- What is expected -
Report how many lines contain "text"; state the number and nothing else.

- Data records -
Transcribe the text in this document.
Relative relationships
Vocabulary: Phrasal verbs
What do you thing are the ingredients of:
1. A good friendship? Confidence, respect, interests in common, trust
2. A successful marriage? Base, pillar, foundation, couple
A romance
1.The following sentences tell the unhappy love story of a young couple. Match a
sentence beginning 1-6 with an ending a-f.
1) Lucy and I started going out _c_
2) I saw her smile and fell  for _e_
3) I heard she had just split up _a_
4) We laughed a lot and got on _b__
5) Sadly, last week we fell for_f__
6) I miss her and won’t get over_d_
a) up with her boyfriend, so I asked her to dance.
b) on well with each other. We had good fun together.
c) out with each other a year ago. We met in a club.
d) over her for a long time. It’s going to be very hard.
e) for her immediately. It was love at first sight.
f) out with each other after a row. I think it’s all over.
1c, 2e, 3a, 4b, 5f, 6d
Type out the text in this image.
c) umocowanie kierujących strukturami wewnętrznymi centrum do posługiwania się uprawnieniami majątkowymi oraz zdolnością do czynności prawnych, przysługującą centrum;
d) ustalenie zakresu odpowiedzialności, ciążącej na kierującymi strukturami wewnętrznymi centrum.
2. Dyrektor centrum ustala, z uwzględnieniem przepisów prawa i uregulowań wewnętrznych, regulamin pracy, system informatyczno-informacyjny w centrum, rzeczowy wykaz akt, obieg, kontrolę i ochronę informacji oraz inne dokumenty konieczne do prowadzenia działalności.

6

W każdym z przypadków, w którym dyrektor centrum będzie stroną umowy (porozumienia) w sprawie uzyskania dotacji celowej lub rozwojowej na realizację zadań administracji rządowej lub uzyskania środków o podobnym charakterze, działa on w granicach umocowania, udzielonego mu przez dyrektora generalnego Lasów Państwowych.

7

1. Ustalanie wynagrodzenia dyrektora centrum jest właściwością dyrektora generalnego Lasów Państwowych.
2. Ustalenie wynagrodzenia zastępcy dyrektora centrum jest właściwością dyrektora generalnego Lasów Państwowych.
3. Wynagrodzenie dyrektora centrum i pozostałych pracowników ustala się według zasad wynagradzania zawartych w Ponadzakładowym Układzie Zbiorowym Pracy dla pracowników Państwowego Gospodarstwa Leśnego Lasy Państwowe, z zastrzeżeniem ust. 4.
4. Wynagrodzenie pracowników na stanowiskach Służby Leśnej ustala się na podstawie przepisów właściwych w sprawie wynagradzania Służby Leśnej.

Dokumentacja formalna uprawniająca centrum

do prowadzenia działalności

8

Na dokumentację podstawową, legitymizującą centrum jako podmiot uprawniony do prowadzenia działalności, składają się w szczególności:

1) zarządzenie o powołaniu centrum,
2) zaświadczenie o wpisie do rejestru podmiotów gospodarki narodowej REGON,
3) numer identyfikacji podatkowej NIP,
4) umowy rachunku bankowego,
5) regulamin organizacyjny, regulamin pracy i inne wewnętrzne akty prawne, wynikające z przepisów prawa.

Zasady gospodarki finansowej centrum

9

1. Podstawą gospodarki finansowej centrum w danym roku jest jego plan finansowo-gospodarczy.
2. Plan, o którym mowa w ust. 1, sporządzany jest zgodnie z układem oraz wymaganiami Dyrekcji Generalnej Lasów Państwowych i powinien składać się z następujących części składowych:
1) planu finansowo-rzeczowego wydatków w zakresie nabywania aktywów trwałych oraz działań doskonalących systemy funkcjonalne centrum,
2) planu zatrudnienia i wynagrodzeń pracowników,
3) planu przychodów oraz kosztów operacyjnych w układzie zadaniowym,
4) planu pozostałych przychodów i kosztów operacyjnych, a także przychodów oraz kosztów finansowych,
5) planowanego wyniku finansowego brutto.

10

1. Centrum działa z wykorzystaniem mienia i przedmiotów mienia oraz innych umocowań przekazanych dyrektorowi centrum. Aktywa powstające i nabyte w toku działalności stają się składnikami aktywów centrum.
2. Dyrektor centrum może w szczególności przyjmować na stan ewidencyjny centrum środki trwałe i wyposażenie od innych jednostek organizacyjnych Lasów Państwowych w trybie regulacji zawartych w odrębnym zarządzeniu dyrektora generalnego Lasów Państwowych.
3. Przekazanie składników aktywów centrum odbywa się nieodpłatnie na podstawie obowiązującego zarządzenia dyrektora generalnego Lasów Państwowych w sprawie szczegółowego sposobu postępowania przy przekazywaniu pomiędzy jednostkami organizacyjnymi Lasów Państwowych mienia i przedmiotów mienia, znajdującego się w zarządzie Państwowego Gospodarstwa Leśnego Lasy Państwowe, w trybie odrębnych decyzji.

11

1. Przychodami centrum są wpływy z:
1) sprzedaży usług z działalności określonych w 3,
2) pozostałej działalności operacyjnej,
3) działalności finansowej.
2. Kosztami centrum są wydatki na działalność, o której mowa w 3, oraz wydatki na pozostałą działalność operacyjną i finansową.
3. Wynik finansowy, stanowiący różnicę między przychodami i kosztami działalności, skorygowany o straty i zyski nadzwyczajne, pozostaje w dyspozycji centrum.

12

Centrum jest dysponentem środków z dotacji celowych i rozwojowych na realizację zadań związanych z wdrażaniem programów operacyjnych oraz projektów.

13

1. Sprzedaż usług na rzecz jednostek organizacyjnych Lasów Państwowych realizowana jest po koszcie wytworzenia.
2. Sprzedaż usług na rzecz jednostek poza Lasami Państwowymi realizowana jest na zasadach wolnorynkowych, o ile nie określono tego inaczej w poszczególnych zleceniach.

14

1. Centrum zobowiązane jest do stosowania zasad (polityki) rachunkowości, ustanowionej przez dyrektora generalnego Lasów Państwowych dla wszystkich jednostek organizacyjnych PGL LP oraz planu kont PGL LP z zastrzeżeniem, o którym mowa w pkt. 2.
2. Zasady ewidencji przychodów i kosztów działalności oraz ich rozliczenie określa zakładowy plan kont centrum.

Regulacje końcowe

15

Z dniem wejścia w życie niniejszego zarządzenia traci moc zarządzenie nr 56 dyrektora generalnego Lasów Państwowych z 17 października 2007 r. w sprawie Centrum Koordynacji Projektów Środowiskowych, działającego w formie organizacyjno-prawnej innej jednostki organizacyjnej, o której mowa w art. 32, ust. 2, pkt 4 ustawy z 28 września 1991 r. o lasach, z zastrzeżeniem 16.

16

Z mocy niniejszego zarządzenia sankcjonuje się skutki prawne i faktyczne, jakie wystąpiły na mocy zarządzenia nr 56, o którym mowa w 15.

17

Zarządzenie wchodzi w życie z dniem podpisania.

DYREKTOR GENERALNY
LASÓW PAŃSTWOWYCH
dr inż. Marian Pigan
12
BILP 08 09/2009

- Answer to this exercise -
2